> [Exercise requirements]:
Count the lines below that contain the word "شاگرد", and reply with only that number.

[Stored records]
——————————
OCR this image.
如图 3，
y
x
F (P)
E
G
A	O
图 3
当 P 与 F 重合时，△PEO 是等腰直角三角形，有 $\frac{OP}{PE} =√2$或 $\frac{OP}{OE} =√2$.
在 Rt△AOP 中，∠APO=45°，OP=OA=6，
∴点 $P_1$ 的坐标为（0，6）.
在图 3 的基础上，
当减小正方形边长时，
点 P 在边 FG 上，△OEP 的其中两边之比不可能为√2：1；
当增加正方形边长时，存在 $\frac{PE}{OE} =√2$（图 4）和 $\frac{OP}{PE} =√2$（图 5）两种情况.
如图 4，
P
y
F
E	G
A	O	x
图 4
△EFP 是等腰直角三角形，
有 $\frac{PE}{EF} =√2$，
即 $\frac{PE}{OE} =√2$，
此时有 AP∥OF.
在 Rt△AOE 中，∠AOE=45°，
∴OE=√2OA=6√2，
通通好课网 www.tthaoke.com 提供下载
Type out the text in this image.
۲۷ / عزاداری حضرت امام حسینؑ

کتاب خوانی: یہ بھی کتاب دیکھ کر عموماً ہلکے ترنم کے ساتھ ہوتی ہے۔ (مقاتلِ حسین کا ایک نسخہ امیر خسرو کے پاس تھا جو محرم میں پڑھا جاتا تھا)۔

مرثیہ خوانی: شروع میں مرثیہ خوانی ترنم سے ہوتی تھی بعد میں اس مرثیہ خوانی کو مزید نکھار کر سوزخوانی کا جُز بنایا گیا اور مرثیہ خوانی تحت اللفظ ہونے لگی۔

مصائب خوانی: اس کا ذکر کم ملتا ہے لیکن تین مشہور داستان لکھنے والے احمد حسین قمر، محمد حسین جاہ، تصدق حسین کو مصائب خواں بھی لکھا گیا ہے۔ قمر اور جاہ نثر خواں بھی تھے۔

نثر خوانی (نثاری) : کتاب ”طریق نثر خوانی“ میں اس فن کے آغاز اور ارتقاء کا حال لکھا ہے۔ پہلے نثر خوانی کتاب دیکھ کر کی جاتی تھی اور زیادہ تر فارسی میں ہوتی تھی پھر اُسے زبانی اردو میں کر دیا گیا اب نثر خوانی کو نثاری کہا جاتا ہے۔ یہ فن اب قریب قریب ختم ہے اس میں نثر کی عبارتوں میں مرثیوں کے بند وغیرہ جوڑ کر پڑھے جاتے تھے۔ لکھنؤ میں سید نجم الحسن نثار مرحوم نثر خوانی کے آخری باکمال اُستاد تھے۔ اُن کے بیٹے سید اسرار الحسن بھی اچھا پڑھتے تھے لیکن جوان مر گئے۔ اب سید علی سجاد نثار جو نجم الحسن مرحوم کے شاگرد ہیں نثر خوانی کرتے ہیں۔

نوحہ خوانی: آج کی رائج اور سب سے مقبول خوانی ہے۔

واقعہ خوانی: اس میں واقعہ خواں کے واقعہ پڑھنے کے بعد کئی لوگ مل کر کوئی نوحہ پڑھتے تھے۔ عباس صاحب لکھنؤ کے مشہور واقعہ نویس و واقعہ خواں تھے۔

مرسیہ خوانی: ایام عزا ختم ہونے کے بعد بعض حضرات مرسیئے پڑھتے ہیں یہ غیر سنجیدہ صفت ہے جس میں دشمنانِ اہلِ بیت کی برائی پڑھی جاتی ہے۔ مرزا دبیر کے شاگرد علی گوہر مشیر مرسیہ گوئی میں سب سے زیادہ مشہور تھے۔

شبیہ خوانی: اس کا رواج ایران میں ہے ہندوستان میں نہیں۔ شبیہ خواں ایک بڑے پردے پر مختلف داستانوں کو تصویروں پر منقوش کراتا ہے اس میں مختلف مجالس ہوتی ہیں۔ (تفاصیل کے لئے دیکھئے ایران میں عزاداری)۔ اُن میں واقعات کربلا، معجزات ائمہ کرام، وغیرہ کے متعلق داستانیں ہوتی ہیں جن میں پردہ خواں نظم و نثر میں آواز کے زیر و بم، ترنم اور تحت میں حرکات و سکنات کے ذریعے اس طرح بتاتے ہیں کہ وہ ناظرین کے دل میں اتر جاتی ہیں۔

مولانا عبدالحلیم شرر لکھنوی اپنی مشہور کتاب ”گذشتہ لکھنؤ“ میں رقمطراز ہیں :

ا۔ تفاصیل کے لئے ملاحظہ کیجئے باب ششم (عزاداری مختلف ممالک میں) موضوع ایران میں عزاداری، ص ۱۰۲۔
——————————
> [Solution to this exercise]:
2